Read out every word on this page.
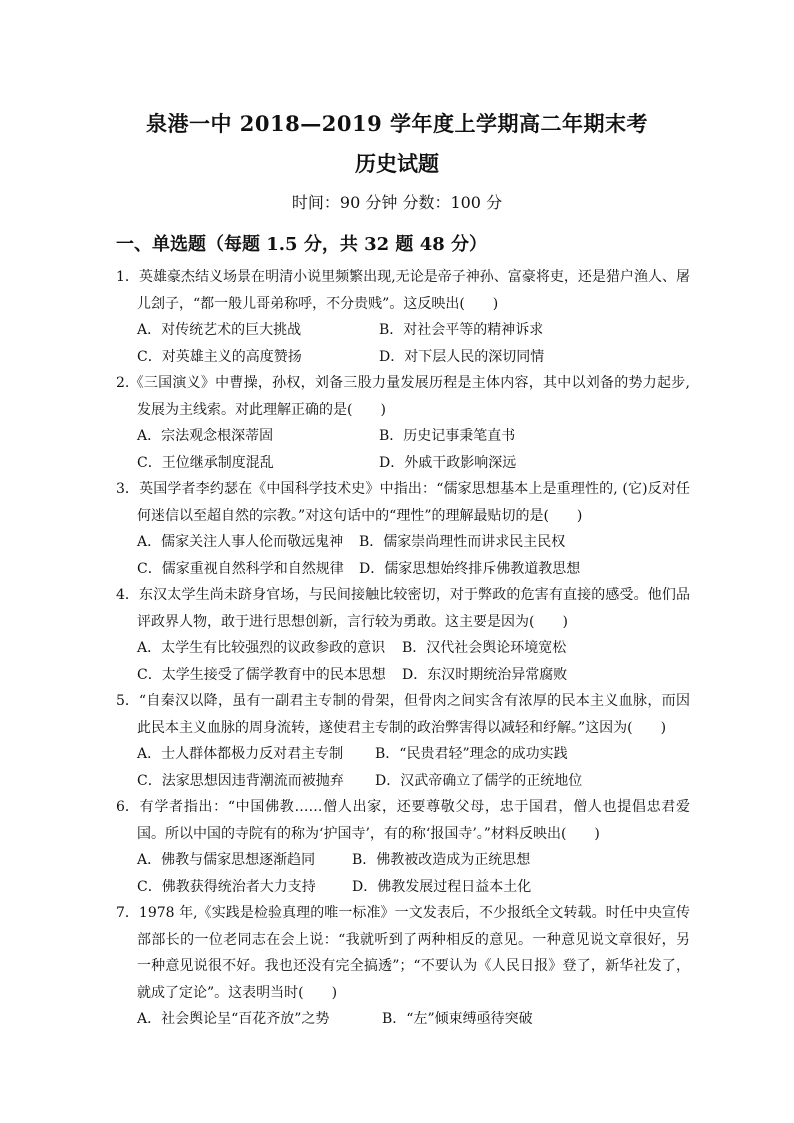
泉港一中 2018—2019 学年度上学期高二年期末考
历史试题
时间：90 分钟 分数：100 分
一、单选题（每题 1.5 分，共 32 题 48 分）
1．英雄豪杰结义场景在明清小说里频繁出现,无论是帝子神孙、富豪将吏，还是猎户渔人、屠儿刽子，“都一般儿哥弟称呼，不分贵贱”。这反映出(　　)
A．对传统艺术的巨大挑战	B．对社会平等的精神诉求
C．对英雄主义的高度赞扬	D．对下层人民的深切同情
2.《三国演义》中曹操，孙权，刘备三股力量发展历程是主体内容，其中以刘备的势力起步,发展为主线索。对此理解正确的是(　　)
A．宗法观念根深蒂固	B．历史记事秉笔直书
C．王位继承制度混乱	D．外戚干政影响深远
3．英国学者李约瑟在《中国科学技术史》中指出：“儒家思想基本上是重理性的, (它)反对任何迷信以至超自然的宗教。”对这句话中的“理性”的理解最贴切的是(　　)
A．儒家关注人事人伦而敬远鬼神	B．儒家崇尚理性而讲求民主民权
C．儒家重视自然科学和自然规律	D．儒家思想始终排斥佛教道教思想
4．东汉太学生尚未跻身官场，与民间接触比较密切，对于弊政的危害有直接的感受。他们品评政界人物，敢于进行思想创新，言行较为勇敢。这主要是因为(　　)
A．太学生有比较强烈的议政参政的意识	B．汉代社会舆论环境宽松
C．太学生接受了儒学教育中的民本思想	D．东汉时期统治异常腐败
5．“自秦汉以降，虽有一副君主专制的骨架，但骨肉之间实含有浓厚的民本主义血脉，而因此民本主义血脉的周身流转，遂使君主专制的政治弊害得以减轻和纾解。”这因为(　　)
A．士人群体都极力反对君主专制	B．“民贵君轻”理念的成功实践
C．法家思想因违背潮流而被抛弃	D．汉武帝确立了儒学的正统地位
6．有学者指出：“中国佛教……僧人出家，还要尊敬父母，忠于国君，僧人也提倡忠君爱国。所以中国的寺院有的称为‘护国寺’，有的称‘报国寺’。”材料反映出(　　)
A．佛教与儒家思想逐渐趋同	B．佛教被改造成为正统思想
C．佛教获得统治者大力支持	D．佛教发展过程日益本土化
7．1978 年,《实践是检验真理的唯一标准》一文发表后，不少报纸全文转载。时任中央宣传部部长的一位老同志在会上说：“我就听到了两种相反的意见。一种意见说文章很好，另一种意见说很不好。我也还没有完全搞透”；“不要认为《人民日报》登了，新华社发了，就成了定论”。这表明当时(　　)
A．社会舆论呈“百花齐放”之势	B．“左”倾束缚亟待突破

-*-

- [PROBLEM REQUIREMENTS]:
Print every entry above again without changing a word, and omit the pictures.

- [COMPLETED EXERCISE]:
Read out every word on this page.
泉港一中 2018—2019 学年度上学期高二年期末考
历史试题
时间：90 分钟 分数：100 分
一、单选题（每题 1.5 分，共 32 题 48 分）
1．英雄豪杰结义场景在明清小说里频繁出现,无论是帝子神孙、富豪将吏，还是猎户渔人、屠儿刽子，“都一般儿哥弟称呼，不分贵贱”。这反映出(　　)
A．对传统艺术的巨大挑战	B．对社会平等的精神诉求
C．对英雄主义的高度赞扬	D．对下层人民的深切同情
2.《三国演义》中曹操，孙权，刘备三股力量发展历程是主体内容，其中以刘备的势力起步,发展为主线索。对此理解正确的是(　　)
A．宗法观念根深蒂固	B．历史记事秉笔直书
C．王位继承制度混乱	D．外戚干政影响深远
3．英国学者李约瑟在《中国科学技术史》中指出：“儒家思想基本上是重理性的, (它)反对任何迷信以至超自然的宗教。”对这句话中的“理性”的理解最贴切的是(　　)
A．儒家关注人事人伦而敬远鬼神	B．儒家崇尚理性而讲求民主民权
C．儒家重视自然科学和自然规律	D．儒家思想始终排斥佛教道教思想
4．东汉太学生尚未跻身官场，与民间接触比较密切，对于弊政的危害有直接的感受。他们品评政界人物，敢于进行思想创新，言行较为勇敢。这主要是因为(　　)
A．太学生有比较强烈的议政参政的意识	B．汉代社会舆论环境宽松
C．太学生接受了儒学教育中的民本思想	D．东汉时期统治异常腐败
5．“自秦汉以降，虽有一副君主专制的骨架，但骨肉之间实含有浓厚的民本主义血脉，而因此民本主义血脉的周身流转，遂使君主专制的政治弊害得以减轻和纾解。”这因为(　　)
A．士人群体都极力反对君主专制	B．“民贵君轻”理念的成功实践
C．法家思想因违背潮流而被抛弃	D．汉武帝确立了儒学的正统地位
6．有学者指出：“中国佛教……僧人出家，还要尊敬父母，忠于国君，僧人也提倡忠君爱国。所以中国的寺院有的称为‘护国寺’，有的称‘报国寺’。”材料反映出(　　)
A．佛教与儒家思想逐渐趋同	B．佛教被改造成为正统思想
C．佛教获得统治者大力支持	D．佛教发展过程日益本土化
7．1978 年,《实践是检验真理的唯一标准》一文发表后，不少报纸全文转载。时任中央宣传部部长的一位老同志在会上说：“我就听到了两种相反的意见。一种意见说文章很好，另一种意见说很不好。我也还没有完全搞透”；“不要认为《人民日报》登了，新华社发了，就成了定论”。这表明当时(　　)
A．社会舆论呈“百花齐放”之势	B．“左”倾束缚亟待突破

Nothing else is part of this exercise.